*TEXTE AFFICHÉ*.
------------------------

Ne pas formaliser ce rôle, c’est continuer à livrer les patients à une organisation segmentée, où l’erreur de transmission, l’oubli d’un renouvellement, la mauvaise interprétation d’une consigne ou le défaut de relais sont autant de menaces. Dans les territoires où les médecins se raréfient, où l’isolement est fort, où les parcours sont complexes, chaque jour sans infirmier référent est une journée à risque.

La perte de chance n’est pas théorique. Elle est clinique. Elle se mesure en complications évitables, en hospitalisations indues, en ruptures de traitement, en souffrance non repérée.

Un concept trop restreint en France

En France, la reconnaissance du rôle d’infirmier référent reste limitée aux patients en ALD. C’est un début, mais un périmètre insuffisant au regard des besoins de la population. Car la coordination n’est pas réservée aux maladies chroniques. Elle est tout aussi cruciale dans le suivi des personnes âgées, des patients en situation de handicap, des jeunes en rupture de soins, ou même des familles confrontées à des difficultés d’accès.

------------------------

*DONNÉES À EXAMINER*.
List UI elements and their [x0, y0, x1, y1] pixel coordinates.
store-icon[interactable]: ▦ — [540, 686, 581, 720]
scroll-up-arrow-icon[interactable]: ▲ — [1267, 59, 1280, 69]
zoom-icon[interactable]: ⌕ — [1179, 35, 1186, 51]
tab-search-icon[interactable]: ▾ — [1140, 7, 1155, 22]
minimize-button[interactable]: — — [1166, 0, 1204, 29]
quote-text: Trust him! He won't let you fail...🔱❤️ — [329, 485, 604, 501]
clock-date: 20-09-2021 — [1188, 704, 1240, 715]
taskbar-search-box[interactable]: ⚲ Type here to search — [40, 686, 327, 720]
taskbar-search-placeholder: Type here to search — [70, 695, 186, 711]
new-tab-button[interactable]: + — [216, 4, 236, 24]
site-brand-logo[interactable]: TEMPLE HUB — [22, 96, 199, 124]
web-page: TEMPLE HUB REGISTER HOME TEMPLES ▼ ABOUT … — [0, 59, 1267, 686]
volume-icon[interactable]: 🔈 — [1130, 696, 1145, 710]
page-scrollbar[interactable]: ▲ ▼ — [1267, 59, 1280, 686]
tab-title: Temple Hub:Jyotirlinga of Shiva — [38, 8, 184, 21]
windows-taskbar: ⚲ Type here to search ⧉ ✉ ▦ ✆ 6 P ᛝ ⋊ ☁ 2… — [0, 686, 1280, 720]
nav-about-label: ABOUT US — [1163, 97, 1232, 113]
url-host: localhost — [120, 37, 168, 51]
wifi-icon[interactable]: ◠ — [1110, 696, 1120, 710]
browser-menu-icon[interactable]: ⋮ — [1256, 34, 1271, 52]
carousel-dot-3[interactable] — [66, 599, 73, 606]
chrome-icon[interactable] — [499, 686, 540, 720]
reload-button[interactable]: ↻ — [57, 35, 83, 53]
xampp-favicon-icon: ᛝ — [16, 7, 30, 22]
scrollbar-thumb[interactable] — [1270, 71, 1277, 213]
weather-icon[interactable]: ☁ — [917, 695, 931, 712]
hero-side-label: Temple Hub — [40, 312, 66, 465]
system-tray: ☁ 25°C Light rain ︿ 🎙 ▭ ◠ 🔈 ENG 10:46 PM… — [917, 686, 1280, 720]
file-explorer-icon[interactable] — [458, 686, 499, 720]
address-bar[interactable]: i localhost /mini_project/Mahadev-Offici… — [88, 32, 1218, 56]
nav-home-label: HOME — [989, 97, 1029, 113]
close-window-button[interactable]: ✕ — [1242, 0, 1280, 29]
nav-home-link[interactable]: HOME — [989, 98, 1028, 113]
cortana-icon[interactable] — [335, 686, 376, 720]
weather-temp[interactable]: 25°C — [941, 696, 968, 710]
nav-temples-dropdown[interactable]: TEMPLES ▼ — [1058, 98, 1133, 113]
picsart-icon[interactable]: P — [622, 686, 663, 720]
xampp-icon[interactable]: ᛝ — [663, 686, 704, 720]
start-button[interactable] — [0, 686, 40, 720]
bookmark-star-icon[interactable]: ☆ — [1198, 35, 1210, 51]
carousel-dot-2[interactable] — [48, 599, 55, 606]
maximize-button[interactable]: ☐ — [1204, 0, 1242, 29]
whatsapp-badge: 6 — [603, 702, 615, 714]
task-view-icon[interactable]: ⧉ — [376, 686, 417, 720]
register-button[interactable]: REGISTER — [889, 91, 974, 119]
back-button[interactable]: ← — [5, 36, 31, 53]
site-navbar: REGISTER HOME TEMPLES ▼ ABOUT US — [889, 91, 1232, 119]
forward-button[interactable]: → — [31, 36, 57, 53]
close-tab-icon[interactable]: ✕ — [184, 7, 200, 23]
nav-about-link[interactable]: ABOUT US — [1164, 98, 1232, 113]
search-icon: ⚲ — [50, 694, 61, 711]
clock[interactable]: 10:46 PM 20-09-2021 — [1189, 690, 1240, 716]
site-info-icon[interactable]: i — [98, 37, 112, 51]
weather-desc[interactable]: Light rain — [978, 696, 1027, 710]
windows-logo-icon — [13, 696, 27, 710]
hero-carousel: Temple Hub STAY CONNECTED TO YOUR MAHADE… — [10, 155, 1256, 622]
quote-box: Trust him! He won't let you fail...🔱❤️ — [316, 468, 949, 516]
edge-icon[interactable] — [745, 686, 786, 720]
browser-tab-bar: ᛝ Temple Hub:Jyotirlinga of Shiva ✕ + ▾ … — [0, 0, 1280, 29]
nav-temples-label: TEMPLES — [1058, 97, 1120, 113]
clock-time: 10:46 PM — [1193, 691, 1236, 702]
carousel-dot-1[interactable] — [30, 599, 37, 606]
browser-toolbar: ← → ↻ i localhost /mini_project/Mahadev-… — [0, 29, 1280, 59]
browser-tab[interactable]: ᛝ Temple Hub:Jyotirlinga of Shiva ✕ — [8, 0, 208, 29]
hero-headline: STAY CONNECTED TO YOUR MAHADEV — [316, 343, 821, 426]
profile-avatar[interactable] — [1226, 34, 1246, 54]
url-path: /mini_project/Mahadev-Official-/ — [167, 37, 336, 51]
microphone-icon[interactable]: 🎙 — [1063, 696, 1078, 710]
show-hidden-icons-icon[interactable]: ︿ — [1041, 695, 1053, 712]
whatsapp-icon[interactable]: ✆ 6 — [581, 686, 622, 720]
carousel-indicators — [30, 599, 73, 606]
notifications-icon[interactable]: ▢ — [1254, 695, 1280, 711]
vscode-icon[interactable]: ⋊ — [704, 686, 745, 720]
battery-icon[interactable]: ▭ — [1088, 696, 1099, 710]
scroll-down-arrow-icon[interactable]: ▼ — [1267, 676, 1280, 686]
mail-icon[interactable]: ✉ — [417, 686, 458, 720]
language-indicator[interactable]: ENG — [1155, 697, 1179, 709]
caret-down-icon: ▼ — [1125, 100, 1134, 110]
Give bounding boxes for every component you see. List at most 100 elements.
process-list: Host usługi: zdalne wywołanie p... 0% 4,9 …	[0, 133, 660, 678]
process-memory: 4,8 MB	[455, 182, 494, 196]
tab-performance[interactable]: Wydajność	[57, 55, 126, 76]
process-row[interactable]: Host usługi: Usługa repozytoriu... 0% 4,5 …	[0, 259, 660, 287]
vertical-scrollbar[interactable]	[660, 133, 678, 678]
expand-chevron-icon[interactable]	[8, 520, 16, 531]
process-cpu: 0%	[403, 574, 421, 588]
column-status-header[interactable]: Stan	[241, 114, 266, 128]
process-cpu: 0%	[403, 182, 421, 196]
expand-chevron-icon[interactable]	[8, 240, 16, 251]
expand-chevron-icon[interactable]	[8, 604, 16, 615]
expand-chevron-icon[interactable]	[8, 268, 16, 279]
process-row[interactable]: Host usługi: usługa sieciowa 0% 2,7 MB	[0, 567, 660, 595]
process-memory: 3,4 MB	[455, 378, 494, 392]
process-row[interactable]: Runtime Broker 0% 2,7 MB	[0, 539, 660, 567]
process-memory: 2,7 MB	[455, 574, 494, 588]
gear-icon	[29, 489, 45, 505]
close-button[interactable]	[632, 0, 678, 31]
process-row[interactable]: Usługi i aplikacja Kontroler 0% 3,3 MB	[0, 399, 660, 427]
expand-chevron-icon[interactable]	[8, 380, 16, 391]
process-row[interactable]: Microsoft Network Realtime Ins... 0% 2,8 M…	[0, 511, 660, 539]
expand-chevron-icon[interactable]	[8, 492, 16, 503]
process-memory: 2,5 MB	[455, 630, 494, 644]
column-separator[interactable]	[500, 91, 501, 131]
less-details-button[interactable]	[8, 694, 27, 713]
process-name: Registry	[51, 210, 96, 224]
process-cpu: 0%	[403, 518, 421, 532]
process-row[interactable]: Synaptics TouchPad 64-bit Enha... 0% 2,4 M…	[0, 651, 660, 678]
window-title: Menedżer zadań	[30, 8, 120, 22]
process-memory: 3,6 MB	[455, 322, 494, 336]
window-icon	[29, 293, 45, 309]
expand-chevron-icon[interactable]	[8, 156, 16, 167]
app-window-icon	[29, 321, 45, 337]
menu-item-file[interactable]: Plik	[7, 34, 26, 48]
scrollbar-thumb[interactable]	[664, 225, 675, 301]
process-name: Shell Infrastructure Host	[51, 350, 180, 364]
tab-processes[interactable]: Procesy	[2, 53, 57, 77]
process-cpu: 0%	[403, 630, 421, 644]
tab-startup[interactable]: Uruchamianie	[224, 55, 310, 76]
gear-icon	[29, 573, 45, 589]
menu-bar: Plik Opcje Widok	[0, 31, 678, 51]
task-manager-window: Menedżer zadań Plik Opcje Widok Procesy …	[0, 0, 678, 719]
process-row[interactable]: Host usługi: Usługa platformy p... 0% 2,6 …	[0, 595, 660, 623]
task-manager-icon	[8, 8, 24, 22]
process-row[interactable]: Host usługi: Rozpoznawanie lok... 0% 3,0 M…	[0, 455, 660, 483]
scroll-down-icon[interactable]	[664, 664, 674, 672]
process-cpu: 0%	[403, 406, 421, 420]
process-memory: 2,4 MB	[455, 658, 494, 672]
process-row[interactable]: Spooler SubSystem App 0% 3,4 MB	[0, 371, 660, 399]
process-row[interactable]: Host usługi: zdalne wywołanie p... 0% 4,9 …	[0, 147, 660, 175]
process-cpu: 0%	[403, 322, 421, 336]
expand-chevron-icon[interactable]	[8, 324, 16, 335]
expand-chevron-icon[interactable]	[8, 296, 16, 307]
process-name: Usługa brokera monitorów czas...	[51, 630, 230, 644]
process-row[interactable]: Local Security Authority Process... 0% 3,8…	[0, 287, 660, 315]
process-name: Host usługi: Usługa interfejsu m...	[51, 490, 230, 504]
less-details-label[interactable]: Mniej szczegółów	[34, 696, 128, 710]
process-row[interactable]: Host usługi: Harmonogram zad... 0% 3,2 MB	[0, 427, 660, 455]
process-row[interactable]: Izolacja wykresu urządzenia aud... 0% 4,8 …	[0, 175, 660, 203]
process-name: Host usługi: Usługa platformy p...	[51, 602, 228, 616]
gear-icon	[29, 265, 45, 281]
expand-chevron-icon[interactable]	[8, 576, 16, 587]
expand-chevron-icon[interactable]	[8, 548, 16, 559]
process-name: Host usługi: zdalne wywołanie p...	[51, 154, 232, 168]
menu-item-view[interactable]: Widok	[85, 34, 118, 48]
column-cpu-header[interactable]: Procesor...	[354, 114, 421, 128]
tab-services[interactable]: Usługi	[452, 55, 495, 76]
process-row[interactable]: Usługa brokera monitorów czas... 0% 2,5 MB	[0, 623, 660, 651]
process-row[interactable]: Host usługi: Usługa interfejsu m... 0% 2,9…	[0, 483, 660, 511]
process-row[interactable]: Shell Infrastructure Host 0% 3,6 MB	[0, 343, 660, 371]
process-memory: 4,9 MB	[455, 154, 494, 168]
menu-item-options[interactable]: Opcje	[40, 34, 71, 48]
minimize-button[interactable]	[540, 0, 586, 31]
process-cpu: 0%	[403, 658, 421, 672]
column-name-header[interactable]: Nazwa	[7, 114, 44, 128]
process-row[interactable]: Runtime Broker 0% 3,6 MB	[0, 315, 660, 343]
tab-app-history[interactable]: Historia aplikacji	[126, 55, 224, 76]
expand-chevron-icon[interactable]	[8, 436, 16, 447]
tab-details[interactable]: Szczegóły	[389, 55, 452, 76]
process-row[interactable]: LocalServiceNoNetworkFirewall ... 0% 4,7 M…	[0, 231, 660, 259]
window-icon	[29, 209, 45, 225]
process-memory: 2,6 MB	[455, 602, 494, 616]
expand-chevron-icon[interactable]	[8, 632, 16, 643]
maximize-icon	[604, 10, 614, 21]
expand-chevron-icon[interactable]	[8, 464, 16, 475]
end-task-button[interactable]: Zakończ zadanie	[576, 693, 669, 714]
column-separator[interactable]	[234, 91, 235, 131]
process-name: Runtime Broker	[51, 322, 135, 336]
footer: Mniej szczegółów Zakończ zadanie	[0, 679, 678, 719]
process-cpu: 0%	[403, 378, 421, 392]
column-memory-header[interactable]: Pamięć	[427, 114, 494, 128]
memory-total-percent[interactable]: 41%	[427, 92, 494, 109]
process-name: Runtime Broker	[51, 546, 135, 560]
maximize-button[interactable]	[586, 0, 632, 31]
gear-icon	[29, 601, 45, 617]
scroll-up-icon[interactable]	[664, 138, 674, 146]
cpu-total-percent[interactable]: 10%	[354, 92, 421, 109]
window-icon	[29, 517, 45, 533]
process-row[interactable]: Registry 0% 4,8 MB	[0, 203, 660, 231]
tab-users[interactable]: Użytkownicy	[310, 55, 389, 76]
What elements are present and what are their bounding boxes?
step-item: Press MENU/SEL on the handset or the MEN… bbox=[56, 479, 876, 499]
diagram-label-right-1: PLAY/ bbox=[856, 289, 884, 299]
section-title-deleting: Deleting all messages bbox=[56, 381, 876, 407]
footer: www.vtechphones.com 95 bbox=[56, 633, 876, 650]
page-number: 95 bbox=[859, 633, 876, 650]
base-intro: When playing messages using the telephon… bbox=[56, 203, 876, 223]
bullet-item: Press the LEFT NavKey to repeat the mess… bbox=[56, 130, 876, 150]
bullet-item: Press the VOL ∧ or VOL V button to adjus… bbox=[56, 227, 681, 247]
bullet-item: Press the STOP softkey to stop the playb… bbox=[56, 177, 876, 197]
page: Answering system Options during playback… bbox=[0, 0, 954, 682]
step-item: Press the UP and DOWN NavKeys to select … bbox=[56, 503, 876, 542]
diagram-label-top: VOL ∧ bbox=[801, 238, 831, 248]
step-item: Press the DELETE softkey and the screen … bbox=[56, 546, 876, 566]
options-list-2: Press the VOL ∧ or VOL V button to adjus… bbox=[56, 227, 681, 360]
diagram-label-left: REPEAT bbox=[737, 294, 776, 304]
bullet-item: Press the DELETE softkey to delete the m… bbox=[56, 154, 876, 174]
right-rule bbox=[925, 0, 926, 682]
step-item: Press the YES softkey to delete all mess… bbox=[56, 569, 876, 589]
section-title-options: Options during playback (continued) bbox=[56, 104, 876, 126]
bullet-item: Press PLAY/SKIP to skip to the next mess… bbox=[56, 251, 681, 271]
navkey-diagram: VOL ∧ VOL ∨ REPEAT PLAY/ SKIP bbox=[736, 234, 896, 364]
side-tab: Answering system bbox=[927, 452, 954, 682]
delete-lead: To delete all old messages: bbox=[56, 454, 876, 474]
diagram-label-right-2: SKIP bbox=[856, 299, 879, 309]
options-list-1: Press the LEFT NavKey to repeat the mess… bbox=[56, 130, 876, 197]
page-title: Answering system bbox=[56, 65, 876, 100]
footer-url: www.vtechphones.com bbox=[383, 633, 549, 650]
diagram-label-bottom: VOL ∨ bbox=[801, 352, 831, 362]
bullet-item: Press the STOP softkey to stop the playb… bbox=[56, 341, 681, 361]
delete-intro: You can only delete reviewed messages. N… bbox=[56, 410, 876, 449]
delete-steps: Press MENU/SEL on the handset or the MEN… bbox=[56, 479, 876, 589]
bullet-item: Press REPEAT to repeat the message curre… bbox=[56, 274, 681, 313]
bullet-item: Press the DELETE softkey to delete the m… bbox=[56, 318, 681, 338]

------------------------

*CONSIGNES DE TRAVAIL*.
D'après le texte affiché, à quels patients la reconnaissance du rôle d'infirmier référent reste-t-elle limitée en France ? Répondez en une phrase, s'il vous plaît.

*SOLUTION RÉDIGÉE*.
En France, elle reste limitée aux patients en ALD.